## begin Records shown

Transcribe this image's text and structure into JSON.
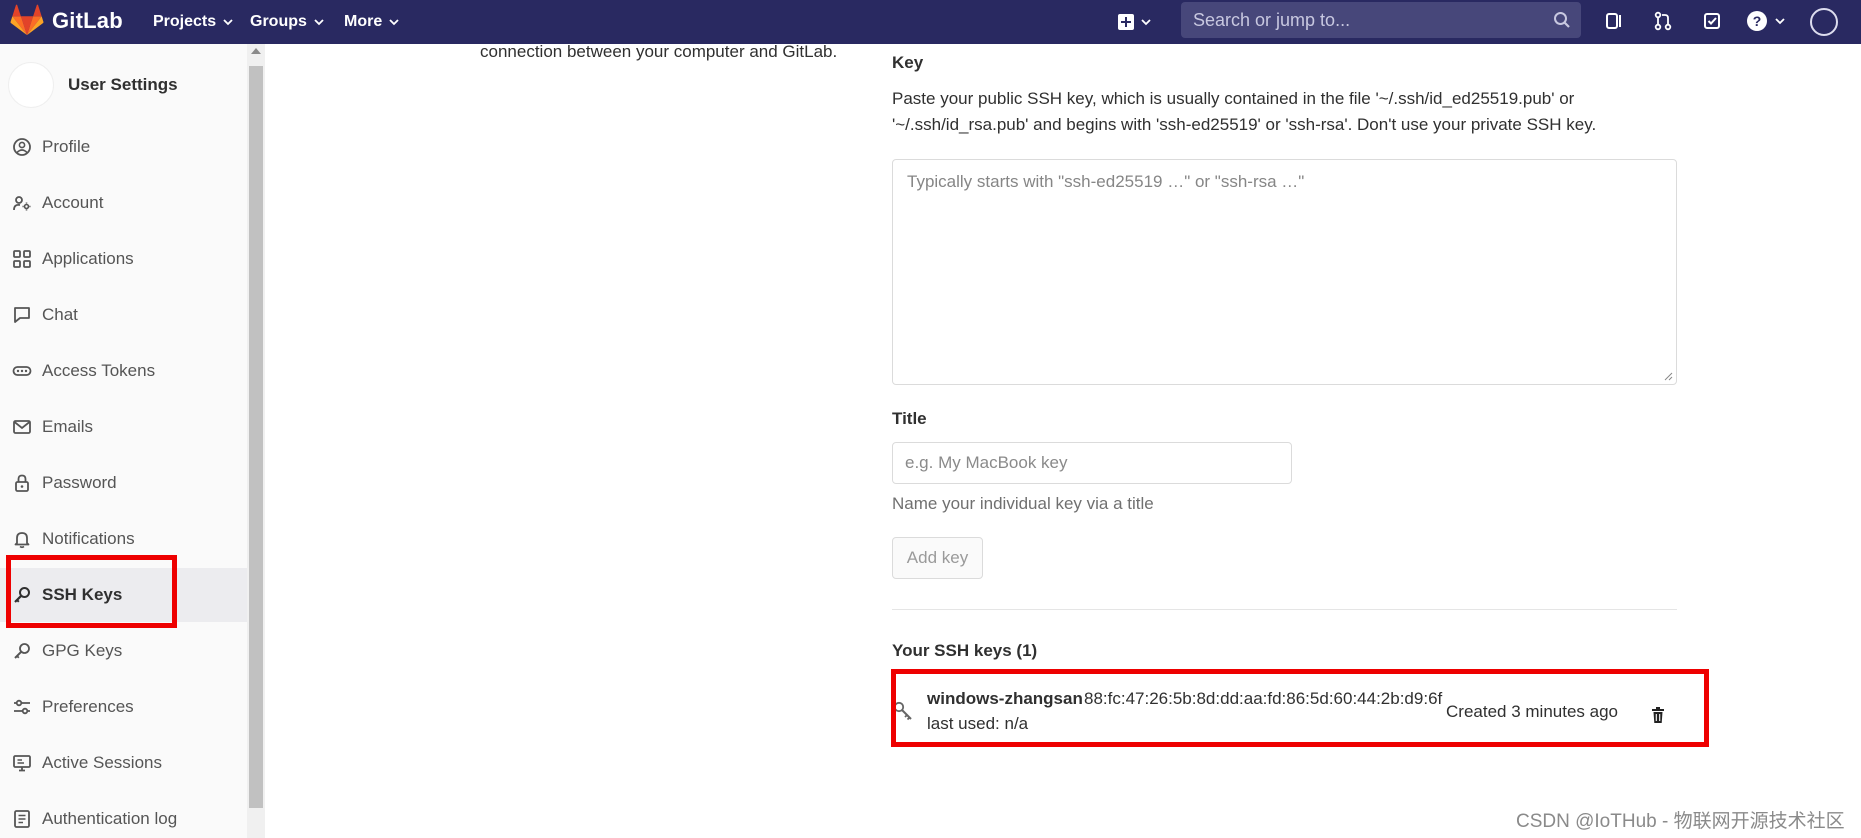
{
  "navbar": {
    "brand": "GitLab",
    "menus": [
      {
        "label": "Projects"
      },
      {
        "label": "Groups"
      },
      {
        "label": "More"
      }
    ],
    "search_placeholder": "Search or jump to...",
    "background": "#292961"
  },
  "sidebar": {
    "context_title": "User Settings",
    "items": [
      {
        "label": "Profile",
        "icon": "profile-icon"
      },
      {
        "label": "Account",
        "icon": "account-icon"
      },
      {
        "label": "Applications",
        "icon": "applications-icon"
      },
      {
        "label": "Chat",
        "icon": "chat-icon"
      },
      {
        "label": "Access Tokens",
        "icon": "token-icon"
      },
      {
        "label": "Emails",
        "icon": "mail-icon"
      },
      {
        "label": "Password",
        "icon": "lock-icon"
      },
      {
        "label": "Notifications",
        "icon": "bell-icon"
      },
      {
        "label": "SSH Keys",
        "icon": "key-icon",
        "active": true
      },
      {
        "label": "GPG Keys",
        "icon": "key-icon"
      },
      {
        "label": "Preferences",
        "icon": "preferences-icon"
      },
      {
        "label": "Active Sessions",
        "icon": "monitor-icon"
      },
      {
        "label": "Authentication log",
        "icon": "log-icon"
      }
    ]
  },
  "main": {
    "intro_fragment": "connection between your computer and GitLab.",
    "key_label": "Key",
    "key_help_line1": "Paste your public SSH key, which is usually contained in the file '~/.ssh/id_ed25519.pub' or",
    "key_help_line2": "'~/.ssh/id_rsa.pub' and begins with 'ssh-ed25519' or 'ssh-rsa'. Don't use your private SSH key.",
    "key_placeholder": "Typically starts with \"ssh-ed25519 …\" or \"ssh-rsa …\"",
    "title_label": "Title",
    "title_placeholder": "e.g. My MacBook key",
    "title_help": "Name your individual key via a title",
    "add_key_label": "Add key",
    "ssh_keys_heading": "Your SSH keys (1)",
    "keys": [
      {
        "title": "windows-zhangsan",
        "fingerprint": "88:fc:47:26:5b:8d:dd:aa:fd:86:5d:60:44:2b:d9:6f",
        "last_used": "last used: n/a",
        "created": "Created 3 minutes ago"
      }
    ]
  },
  "watermark": "CSDN @IoTHub - 物联网开源技术社区",
  "colors": {
    "highlight": "#ee0000",
    "active_item_bg": "#ececef"
  }
}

## end Records shown

Work to do
Print all of the entries word for word. Omit the pictures they contain.

Expected answer
Transcribe this image's text and structure into JSON.
{
  "navbar": {
    "brand": "GitLab",
    "menus": [
      {
        "label": "Projects"
      },
      {
        "label": "Groups"
      },
      {
        "label": "More"
      }
    ],
    "search_placeholder": "Search or jump to...",
    "background": "#292961"
  },
  "sidebar": {
    "context_title": "User Settings",
    "items": [
      {
        "label": "Profile",
        "icon": "profile-icon"
      },
      {
        "label": "Account",
        "icon": "account-icon"
      },
      {
        "label": "Applications",
        "icon": "applications-icon"
      },
      {
        "label": "Chat",
        "icon": "chat-icon"
      },
      {
        "label": "Access Tokens",
        "icon": "token-icon"
      },
      {
        "label": "Emails",
        "icon": "mail-icon"
      },
      {
        "label": "Password",
        "icon": "lock-icon"
      },
      {
        "label": "Notifications",
        "icon": "bell-icon"
      },
      {
        "label": "SSH Keys",
        "icon": "key-icon",
        "active": true
      },
      {
        "label": "GPG Keys",
        "icon": "key-icon"
      },
      {
        "label": "Preferences",
        "icon": "preferences-icon"
      },
      {
        "label": "Active Sessions",
        "icon": "monitor-icon"
      },
      {
        "label": "Authentication log",
        "icon": "log-icon"
      }
    ]
  },
  "main": {
    "intro_fragment": "connection between your computer and GitLab.",
    "key_label": "Key",
    "key_help_line1": "Paste your public SSH key, which is usually contained in the file '~/.ssh/id_ed25519.pub' or",
    "key_help_line2": "'~/.ssh/id_rsa.pub' and begins with 'ssh-ed25519' or 'ssh-rsa'. Don't use your private SSH key.",
    "key_placeholder": "Typically starts with \"ssh-ed25519 …\" or \"ssh-rsa …\"",
    "title_label": "Title",
    "title_placeholder": "e.g. My MacBook key",
    "title_help": "Name your individual key via a title",
    "add_key_label": "Add key",
    "ssh_keys_heading": "Your SSH keys (1)",
    "keys": [
      {
        "title": "windows-zhangsan",
        "fingerprint": "88:fc:47:26:5b:8d:dd:aa:fd:86:5d:60:44:2b:d9:6f",
        "last_used": "last used: n/a",
        "created": "Created 3 minutes ago"
      }
    ]
  },
  "watermark": "CSDN @IoTHub - 物联网开源技术社区",
  "colors": {
    "highlight": "#ee0000",
    "active_item_bg": "#ececef"
  }
}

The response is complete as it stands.